Exercise objective =
Records follow. Pull out every line that contains "aset".

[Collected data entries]
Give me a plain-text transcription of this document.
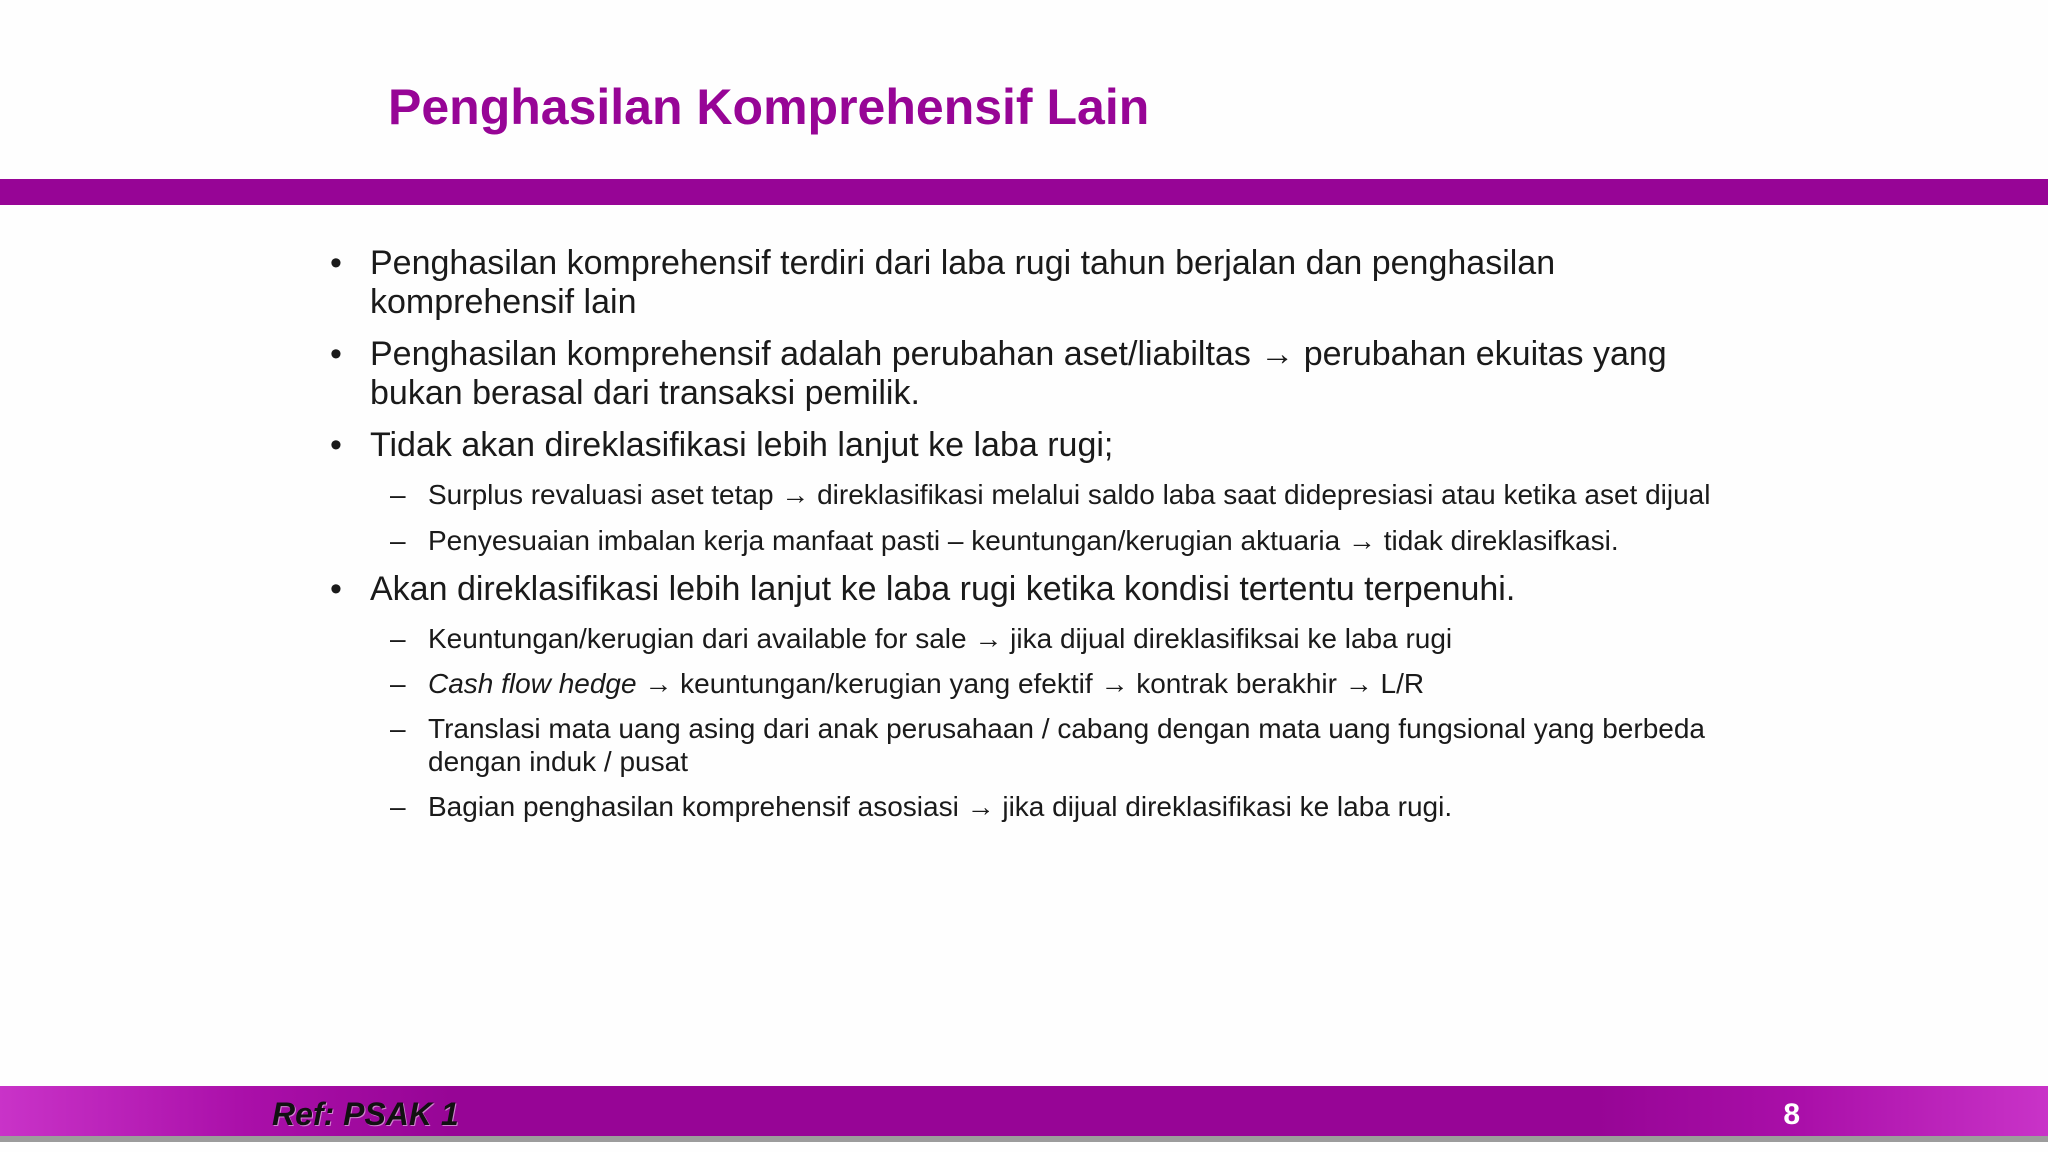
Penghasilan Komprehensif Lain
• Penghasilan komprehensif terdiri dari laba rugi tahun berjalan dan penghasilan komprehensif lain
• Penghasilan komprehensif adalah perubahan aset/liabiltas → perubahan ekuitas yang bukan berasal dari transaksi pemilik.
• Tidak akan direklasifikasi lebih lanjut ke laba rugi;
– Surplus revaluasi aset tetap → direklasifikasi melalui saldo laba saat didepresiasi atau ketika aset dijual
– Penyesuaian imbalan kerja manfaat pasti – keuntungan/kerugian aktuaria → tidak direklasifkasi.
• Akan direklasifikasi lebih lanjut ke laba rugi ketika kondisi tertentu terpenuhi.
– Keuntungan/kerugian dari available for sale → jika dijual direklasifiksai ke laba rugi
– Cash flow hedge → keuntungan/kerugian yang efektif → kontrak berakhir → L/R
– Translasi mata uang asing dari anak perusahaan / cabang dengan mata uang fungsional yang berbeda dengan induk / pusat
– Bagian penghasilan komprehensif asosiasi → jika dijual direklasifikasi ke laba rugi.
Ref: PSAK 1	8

Task response =
• Penghasilan komprehensif adalah perubahan aset/liabiltas → perubahan ekuitas yang bukan berasal dari transaksi pemilik.
– Surplus revaluasi aset tetap → direklasifikasi melalui saldo laba saat didepresiasi atau ketika aset dijual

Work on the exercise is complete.